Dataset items

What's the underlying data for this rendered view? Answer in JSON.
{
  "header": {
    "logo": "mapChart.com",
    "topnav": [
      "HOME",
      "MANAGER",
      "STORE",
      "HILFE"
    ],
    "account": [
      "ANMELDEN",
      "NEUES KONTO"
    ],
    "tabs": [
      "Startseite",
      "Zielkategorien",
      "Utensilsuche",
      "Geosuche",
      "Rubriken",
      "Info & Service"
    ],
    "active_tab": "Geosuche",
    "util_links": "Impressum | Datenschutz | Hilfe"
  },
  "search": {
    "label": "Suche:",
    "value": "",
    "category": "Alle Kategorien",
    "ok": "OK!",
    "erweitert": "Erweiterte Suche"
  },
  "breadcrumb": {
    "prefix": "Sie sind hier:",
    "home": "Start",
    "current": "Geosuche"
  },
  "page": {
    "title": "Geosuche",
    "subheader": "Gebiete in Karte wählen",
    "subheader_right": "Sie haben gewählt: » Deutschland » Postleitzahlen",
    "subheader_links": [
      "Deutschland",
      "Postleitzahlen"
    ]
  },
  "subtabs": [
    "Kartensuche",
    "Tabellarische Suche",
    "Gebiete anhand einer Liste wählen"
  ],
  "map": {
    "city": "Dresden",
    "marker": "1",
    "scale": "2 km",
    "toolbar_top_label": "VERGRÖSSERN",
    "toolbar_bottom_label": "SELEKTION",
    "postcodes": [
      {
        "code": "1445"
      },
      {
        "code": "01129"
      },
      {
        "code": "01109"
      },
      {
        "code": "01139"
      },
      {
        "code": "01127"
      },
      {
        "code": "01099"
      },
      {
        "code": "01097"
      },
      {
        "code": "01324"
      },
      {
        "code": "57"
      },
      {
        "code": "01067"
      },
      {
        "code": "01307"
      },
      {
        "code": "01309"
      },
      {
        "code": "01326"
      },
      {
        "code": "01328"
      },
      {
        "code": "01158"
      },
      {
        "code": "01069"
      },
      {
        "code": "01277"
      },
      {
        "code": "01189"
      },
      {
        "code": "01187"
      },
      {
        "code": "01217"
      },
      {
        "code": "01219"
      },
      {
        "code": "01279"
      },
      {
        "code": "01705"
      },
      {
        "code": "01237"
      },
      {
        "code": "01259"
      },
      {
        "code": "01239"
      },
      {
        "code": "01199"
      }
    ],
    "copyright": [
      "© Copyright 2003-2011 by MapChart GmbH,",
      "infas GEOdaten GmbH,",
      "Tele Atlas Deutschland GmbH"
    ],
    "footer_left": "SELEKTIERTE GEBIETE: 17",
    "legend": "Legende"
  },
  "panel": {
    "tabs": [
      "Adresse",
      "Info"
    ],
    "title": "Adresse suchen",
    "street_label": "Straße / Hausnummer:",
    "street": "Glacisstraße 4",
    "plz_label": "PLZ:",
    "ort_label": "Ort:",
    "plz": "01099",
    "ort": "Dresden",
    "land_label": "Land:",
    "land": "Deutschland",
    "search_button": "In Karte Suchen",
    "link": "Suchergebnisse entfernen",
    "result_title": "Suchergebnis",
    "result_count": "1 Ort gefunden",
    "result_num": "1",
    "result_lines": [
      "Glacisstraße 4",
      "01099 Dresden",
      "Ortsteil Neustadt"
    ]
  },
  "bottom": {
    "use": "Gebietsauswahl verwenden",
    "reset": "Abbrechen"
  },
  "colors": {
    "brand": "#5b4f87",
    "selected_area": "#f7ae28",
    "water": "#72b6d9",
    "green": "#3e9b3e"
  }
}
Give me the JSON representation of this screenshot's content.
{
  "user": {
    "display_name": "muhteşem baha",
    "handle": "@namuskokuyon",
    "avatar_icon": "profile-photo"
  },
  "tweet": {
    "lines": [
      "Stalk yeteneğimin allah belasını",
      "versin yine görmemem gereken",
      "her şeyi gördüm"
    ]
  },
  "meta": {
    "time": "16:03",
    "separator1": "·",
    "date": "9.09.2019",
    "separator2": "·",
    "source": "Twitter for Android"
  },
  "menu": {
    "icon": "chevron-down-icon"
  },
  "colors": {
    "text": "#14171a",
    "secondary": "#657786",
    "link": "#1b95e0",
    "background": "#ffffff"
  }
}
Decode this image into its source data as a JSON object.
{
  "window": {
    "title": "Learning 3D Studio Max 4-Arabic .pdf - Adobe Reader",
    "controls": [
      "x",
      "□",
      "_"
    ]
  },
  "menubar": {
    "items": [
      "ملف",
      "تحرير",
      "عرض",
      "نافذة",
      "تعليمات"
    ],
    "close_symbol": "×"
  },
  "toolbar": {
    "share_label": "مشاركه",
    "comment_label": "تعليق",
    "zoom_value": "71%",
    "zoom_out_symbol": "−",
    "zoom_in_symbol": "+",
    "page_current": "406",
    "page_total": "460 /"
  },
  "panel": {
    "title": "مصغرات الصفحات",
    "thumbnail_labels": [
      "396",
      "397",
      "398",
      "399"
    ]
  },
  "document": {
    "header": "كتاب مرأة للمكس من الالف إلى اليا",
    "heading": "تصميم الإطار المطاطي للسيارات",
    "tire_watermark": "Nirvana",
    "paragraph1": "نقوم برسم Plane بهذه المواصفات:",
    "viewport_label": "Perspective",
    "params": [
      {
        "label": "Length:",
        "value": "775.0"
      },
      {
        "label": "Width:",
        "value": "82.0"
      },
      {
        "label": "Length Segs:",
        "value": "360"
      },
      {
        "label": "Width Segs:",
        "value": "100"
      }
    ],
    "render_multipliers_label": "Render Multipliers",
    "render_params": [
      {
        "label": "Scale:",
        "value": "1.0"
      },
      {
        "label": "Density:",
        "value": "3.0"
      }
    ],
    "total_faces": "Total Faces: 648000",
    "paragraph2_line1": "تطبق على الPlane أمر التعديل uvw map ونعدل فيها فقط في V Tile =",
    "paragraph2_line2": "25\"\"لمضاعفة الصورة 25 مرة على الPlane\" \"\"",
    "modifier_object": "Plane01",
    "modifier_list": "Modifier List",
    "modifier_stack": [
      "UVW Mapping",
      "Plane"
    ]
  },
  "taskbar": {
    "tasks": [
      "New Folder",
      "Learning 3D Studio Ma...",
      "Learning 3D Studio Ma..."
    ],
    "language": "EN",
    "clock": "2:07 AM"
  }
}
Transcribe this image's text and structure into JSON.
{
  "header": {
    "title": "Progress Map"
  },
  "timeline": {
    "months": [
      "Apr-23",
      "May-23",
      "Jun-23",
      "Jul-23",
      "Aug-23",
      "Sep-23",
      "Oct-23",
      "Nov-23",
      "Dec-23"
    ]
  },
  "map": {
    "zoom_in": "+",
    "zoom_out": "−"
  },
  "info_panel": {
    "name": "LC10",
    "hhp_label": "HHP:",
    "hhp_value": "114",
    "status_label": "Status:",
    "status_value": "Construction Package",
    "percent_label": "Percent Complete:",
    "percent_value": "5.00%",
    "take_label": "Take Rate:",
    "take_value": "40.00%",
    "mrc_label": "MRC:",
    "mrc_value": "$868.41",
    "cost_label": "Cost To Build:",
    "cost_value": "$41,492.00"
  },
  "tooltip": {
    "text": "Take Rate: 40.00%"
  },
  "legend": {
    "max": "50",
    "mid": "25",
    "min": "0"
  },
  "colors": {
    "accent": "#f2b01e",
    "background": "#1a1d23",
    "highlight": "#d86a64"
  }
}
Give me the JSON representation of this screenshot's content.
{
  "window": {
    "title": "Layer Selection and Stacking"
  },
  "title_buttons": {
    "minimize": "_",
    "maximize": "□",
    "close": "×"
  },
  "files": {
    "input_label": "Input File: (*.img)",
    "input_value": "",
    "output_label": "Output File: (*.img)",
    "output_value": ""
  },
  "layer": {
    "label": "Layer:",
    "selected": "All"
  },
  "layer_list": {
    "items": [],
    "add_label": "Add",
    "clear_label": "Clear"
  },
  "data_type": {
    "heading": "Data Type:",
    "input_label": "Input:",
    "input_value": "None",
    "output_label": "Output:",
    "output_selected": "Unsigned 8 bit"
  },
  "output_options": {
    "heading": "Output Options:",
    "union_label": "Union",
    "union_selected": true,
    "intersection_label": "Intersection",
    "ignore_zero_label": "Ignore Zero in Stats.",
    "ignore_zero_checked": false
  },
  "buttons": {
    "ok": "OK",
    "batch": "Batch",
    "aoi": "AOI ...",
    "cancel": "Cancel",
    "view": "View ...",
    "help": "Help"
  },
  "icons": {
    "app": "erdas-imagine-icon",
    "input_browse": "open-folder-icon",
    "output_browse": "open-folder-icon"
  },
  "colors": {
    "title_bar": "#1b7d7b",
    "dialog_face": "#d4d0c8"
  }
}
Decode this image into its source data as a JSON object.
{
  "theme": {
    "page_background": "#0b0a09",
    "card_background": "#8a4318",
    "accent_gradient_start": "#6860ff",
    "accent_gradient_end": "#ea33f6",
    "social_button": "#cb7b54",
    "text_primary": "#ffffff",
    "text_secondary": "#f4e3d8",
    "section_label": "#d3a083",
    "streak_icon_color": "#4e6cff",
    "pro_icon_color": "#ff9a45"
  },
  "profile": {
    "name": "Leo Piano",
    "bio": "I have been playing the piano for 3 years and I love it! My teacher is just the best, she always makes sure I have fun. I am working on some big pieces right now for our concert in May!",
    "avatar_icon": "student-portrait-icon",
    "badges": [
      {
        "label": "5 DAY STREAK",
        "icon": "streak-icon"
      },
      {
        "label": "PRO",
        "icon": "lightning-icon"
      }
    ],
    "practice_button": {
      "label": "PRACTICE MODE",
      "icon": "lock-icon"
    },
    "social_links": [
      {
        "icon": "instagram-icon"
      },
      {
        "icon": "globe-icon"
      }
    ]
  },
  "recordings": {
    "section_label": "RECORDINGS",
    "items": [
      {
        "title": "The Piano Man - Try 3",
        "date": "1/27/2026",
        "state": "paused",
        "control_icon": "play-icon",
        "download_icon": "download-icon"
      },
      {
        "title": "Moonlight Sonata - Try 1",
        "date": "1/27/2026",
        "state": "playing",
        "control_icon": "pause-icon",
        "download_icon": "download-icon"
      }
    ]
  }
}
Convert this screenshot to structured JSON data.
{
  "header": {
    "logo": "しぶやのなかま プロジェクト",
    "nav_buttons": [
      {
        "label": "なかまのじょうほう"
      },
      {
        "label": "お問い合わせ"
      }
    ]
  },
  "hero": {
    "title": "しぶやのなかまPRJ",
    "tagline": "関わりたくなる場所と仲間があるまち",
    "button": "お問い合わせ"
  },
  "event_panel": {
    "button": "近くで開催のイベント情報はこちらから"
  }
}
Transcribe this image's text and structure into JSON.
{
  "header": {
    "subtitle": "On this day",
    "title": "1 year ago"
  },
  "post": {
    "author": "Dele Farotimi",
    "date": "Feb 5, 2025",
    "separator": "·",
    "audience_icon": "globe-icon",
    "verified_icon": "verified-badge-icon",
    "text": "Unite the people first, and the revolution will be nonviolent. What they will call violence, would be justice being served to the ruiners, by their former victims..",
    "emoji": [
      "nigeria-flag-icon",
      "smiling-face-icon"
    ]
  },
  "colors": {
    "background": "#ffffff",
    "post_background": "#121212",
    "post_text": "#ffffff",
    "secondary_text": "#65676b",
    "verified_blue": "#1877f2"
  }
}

PROBLEM REQUIREMENTS » Find each line with the string "heading" and copy it out.

SOLVED EXERCISE »
    "heading": "تصميم الإطار المطاطي للسيارات",
    "heading": "Data Type:",
    "heading": "Output Options:",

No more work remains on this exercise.